## Instructions to follow
Every line with the string "name" should be gathered.

[Dataset items]

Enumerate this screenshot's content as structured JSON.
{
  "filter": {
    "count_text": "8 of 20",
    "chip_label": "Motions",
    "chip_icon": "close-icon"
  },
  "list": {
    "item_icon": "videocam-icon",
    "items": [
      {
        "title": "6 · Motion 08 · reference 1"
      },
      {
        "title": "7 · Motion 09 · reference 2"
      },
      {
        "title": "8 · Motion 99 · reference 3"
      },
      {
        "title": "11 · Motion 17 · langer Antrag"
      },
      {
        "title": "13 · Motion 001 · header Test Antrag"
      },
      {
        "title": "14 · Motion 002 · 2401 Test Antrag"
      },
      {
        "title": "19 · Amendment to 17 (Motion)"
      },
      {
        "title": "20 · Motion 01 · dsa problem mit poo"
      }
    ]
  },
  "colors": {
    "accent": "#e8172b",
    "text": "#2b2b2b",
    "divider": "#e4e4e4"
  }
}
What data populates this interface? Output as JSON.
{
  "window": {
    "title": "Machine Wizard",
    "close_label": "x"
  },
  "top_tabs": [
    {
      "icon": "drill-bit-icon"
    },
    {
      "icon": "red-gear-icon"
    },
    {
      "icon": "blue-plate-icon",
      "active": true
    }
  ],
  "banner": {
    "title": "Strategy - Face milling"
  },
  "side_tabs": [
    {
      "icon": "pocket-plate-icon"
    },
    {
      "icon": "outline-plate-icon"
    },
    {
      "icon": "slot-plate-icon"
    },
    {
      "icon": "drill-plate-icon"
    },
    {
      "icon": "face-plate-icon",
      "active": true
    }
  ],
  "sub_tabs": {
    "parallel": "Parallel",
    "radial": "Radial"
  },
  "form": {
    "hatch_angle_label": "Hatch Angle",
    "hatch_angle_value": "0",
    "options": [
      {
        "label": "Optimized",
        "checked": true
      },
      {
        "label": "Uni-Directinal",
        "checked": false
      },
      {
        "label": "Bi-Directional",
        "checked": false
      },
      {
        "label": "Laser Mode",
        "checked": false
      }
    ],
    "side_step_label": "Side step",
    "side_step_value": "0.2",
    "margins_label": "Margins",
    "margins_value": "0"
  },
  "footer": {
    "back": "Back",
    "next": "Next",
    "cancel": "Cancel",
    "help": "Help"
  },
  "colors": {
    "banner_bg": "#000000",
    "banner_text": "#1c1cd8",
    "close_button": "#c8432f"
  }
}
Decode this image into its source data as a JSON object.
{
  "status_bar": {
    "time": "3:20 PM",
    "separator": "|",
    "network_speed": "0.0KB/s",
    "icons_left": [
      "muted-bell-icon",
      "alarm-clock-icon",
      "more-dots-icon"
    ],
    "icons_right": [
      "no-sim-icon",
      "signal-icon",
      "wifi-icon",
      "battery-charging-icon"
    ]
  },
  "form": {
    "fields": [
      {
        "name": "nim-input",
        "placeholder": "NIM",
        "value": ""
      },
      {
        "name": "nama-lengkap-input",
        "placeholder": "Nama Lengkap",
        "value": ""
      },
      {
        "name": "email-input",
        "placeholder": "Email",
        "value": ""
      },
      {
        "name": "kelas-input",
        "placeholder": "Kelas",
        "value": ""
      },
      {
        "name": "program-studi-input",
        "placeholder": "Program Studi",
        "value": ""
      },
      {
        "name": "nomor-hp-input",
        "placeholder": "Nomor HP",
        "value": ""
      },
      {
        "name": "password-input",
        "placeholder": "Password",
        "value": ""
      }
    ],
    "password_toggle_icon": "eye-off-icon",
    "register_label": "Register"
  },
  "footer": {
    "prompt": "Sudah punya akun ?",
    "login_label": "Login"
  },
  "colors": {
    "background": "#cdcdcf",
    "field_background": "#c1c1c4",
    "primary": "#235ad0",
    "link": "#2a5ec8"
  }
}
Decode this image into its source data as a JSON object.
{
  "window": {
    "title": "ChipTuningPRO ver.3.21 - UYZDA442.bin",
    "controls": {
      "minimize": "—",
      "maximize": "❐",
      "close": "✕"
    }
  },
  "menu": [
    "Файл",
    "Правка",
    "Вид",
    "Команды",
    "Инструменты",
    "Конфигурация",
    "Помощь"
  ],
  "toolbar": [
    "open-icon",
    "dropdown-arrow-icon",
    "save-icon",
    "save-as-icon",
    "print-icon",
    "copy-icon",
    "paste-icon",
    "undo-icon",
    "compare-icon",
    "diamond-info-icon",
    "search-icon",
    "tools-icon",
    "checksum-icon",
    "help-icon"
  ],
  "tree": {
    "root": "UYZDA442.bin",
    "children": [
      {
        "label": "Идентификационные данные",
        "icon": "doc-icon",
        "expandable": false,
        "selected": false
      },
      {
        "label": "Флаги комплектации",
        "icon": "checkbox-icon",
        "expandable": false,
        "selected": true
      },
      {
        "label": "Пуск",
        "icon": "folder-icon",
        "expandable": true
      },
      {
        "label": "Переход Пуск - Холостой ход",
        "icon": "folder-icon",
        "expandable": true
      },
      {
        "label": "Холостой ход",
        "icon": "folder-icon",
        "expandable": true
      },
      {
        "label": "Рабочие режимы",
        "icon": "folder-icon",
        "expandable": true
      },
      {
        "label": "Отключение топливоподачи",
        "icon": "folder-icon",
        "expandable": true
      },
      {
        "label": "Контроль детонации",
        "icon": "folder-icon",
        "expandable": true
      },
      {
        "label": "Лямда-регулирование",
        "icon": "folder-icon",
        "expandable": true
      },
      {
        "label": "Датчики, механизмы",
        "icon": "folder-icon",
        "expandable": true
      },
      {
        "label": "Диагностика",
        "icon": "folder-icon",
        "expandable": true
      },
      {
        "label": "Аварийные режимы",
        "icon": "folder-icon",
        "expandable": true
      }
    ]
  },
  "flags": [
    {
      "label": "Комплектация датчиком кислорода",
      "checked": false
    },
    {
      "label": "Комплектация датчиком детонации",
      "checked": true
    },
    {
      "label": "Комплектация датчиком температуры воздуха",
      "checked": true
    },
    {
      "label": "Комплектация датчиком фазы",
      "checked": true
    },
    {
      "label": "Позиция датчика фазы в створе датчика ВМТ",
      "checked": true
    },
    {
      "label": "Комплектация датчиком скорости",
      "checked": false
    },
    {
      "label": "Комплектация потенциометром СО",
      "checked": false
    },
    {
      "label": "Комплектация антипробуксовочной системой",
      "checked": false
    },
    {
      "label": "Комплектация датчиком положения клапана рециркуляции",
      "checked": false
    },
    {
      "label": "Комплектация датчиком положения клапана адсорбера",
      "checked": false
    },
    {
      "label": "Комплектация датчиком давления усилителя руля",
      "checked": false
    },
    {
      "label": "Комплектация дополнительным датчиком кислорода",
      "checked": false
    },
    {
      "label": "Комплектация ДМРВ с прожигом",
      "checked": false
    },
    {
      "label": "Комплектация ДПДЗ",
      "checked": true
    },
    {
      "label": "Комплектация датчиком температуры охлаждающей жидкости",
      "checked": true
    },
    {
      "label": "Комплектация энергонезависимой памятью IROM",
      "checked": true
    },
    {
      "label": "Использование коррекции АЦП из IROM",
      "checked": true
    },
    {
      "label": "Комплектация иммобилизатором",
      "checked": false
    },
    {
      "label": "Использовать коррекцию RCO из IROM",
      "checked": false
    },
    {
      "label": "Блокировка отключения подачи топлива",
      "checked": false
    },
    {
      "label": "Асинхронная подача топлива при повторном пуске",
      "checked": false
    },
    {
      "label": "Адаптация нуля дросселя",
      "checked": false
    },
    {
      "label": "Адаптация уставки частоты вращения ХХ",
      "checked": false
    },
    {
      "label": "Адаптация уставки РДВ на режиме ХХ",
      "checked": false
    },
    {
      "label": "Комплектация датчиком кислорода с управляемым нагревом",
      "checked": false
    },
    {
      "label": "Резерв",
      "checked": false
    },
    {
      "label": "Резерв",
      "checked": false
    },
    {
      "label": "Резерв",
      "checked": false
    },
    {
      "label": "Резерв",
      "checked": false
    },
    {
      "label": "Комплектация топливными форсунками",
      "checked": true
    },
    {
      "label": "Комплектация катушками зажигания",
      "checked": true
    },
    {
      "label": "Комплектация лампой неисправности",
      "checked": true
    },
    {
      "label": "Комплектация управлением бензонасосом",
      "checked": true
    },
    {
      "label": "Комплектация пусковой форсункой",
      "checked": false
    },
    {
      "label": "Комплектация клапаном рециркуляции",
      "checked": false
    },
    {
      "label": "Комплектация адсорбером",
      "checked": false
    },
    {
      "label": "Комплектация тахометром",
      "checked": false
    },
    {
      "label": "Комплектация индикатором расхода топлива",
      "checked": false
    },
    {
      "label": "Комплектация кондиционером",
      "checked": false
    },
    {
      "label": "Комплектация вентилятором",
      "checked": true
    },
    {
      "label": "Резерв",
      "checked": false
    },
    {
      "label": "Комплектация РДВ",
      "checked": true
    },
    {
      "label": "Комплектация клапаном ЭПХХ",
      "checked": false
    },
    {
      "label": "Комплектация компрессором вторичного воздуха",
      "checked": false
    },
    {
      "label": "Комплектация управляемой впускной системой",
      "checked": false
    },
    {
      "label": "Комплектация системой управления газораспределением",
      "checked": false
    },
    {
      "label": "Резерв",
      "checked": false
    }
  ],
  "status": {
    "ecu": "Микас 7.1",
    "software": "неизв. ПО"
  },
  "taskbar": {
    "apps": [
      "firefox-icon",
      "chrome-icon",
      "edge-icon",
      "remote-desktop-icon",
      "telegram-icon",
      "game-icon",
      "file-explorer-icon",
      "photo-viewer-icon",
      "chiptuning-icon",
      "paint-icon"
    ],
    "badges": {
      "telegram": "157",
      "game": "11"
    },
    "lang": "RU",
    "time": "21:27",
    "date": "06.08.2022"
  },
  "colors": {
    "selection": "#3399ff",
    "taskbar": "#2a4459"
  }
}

## Answer to this exercise
        "name": "nim-input",
        "name": "nama-lengkap-input",
        "name": "email-input",
        "name": "kelas-input",
        "name": "program-studi-input",
        "name": "nomor-hp-input",
        "name": "password-input",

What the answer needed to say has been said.